Records excerpted from a collection:
——

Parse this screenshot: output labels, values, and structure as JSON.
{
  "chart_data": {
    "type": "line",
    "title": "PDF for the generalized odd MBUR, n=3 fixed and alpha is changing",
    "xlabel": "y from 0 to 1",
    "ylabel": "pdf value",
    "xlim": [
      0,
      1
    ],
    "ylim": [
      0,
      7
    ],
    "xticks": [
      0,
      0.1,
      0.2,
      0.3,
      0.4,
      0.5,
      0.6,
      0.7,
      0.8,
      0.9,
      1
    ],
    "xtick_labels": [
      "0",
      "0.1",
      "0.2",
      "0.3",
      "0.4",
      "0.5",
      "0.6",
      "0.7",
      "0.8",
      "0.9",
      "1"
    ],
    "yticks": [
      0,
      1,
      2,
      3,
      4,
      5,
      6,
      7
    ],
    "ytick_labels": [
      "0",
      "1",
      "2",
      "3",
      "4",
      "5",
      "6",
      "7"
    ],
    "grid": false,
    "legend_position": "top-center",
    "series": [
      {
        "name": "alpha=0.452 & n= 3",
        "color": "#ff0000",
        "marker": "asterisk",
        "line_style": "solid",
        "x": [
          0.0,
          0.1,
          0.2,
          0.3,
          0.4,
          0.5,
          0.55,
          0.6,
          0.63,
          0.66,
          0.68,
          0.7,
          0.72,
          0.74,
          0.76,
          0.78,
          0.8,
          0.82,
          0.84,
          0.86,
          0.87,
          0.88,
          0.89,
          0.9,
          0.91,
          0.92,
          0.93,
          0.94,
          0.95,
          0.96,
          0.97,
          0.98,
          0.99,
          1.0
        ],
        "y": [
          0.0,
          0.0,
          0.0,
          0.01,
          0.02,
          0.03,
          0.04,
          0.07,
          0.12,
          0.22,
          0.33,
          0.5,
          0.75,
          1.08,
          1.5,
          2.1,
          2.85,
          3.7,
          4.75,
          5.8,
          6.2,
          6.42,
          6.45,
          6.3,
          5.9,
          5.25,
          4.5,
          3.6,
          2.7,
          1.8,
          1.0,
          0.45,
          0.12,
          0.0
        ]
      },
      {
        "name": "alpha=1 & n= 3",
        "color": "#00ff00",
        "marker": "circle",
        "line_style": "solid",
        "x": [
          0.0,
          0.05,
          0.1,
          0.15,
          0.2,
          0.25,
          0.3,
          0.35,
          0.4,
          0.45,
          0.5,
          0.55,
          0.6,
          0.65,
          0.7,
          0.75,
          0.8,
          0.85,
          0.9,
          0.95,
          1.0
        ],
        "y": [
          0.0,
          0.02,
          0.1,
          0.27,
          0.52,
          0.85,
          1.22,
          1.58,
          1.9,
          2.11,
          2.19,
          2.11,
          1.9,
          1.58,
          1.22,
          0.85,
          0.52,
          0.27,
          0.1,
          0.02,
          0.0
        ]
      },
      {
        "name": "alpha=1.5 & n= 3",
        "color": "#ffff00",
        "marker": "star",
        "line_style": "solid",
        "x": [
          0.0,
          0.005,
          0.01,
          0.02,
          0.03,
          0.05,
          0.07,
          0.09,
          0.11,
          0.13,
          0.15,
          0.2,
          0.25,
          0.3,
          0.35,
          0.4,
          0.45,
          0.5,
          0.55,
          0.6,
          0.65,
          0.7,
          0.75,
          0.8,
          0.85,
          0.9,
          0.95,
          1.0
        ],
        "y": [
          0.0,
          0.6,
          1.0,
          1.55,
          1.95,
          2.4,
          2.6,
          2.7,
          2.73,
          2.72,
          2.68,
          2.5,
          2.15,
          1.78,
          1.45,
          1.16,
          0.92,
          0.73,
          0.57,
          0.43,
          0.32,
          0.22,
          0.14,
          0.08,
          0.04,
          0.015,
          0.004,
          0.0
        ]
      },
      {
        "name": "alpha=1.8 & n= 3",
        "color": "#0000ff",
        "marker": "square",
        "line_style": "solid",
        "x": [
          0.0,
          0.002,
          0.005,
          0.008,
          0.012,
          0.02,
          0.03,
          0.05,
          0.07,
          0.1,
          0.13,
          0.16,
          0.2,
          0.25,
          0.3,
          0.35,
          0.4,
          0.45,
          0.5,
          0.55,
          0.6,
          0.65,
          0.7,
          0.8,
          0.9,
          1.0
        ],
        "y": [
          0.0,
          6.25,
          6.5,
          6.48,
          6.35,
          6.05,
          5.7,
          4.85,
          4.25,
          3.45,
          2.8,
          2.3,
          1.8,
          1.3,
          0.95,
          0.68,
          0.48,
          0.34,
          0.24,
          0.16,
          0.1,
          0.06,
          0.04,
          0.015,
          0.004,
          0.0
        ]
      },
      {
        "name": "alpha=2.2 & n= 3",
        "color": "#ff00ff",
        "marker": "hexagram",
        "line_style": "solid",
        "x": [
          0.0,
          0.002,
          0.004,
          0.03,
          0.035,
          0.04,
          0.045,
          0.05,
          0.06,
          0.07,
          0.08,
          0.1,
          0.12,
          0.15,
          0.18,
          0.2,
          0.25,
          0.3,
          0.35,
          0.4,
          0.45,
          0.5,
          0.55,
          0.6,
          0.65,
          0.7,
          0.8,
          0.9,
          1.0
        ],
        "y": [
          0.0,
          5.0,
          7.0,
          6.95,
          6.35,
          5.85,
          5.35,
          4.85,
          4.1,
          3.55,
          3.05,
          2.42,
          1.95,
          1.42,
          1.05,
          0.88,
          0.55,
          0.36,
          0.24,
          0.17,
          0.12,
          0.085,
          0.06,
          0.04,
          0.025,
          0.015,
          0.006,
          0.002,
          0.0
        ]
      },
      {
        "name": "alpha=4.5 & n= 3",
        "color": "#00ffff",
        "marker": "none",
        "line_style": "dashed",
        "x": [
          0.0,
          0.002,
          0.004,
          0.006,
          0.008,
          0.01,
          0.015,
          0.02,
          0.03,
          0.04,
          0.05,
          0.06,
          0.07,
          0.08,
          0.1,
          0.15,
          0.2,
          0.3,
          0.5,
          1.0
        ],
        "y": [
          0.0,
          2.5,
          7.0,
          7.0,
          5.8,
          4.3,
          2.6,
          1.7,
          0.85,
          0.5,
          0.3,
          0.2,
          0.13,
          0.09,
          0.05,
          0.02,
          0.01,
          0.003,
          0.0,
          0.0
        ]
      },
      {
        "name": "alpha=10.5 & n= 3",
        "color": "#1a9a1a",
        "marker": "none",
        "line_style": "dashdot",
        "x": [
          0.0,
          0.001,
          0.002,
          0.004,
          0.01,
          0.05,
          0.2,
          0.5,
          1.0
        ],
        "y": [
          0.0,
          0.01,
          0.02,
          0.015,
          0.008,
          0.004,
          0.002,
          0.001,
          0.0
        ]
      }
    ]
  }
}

——

#### [Goal of the exercise]
The word "color" appears in how many lines of the records? Give the number only.

#### [The answer]
7